Problem set »
a) Render this sentence from the article on the Excel CSV byte order mark into Spanish: "Once I knew what to look for, checking was straightforward."
b) Pick up the article on the Excel CSV byte order mark after its final sentence and carry it forward in the same voice.

Text excerpt »
The Hidden BOM: Debugging Python Errors Parsing Excel CSV Files

I was batch converting TIFFs using a CSV manifest when my script failed with a missing column error:

ERROR CSV missing required columns: ['ark_id']. Found: ['\ufeffark_id', 'work_id', 'http_path', ...]

The required headers were right there in my text editor, but Python saw \ufeffark_id, and not ark_id, as it screamed in its ERROR message. That \ufeff is a BOM (Byte Order Mark), which Excel silently included when saving the CSV file.

While the CSV file looked fine in my text editor and the code was straightforward:

import csv

with open('manifest_data.csv', encoding='utf-8') as f:
    reader = csv.DictReader(f, delimiter='\t')
    for row in reader:
        print(row['ark_id'])

The problem clearly revealed itself when I printed the actual keys:

dict_keys(['\ufeffark_id', 'work_id', 'http_path', 's8_path', 'img_index', 'collection_name'])

What is BOM?

A BOM is a special Unicode character (U+FEFF) placed at the beginning of a text file to indicate its encoding. For UTF-8, it’s the three-byte sequence EF BB BF. UTF-8 doesn’t actually need a BOM, unlike UTF-16, since there’s no byte order ambiguity, but Microsoft applications add one anyway as a signature and it is important to note that the BOM is invisible in most text editors and Excel itself.

Detecting BOM

Once I knew what to look for, checking was straightforward.

xxd -l 3 file.csv

If one sees efbb bf at the start, it is a BOM.

Records »

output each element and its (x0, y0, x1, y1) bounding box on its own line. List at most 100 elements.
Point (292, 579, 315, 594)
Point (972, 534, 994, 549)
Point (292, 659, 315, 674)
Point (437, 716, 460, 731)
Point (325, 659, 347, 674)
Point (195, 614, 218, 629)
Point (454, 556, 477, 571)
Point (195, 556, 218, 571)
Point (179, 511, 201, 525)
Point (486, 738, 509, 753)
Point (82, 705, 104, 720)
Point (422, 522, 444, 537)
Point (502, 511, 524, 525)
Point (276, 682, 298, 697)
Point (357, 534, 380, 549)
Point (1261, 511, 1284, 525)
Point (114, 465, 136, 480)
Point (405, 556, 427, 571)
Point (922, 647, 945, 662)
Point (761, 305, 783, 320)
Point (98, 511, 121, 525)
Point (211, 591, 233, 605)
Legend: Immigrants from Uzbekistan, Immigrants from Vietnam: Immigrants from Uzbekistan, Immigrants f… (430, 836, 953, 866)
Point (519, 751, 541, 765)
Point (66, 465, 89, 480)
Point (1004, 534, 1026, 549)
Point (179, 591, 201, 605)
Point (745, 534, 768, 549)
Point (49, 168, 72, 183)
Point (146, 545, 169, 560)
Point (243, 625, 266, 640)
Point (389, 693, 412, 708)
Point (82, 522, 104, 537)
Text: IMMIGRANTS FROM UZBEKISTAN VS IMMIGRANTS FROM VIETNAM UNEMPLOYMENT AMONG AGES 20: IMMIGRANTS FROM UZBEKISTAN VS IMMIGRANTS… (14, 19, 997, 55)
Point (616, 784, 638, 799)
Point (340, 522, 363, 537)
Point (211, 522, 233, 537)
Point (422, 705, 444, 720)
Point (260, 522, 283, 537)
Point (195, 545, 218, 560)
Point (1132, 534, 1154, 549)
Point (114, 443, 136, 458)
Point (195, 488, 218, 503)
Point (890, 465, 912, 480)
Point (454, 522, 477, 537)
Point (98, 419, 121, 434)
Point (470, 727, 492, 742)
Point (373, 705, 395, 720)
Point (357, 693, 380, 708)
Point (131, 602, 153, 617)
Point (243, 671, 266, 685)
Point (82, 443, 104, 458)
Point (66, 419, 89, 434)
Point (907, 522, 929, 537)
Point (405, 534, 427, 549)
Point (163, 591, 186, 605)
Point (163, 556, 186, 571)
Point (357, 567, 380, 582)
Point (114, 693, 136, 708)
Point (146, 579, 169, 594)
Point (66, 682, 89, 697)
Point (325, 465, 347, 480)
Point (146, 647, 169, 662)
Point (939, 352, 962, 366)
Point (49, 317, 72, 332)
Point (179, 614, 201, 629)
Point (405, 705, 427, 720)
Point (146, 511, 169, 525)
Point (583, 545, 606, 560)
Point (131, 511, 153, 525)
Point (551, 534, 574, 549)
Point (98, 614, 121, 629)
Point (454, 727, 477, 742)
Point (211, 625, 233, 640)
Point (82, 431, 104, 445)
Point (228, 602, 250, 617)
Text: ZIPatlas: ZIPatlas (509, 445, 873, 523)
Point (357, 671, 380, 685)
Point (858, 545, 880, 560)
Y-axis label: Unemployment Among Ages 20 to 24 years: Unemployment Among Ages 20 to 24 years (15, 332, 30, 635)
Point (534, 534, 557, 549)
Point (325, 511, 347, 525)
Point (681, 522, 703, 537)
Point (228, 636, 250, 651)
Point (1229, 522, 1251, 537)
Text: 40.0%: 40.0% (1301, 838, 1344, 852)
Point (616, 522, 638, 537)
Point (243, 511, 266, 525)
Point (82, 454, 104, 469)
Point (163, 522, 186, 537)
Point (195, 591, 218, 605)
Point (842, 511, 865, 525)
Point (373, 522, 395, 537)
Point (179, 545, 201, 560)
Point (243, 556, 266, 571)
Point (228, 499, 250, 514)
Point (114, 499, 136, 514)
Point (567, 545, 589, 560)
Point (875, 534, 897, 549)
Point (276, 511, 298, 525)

Responses to the tasks »
a) Una vez que supe qué buscar, la comprobación fue sencilla.

b)
Alternatively, use file:

file file.csv

It will explicitly state UTF-8 Unicode (with BOM) text if one is present.

Fix

Python has a built-in encoding specifically for this: utf-8-sig. It automatically strips the BOM on read:

import csv

with open('manifest_data.csv', encoding='utf-8-sig') as f:
    reader = csv.DictReader(f, delimiter='\t')
    for row in reader:
        print(row['ark_id'])

Writing CSVs for Excel

The flip side: if one is generating CSVs that will be opened in Excel, one might want to include a BOM. Without it, Excel sometimes mangles non-ASCII characters. As such, use utf-8-sig when writing:

import csv

with open('output.csv', 'w', encoding='utf-8-sig', newline='') as f:
    writer = csv.writer(f)
    writer.writerow(['名前', 'date', 'identifier'])
    writer.writerow(['地図', '1920', 'ark:/12345/x1'])

The BOM is one of those invisible gotchas that’s easy to miss in testing but breaks production code. It is helpful to check for it whenever CSV parsing behaves unexpectedly.

As such, for any CSV processing where the source might be Excel or another Windows application, I default to utf-8-sig:

def read_csv(filepath):
    with open(filepath, encoding='utf-8-sig') as f:
        return list(csv.DictReader(f))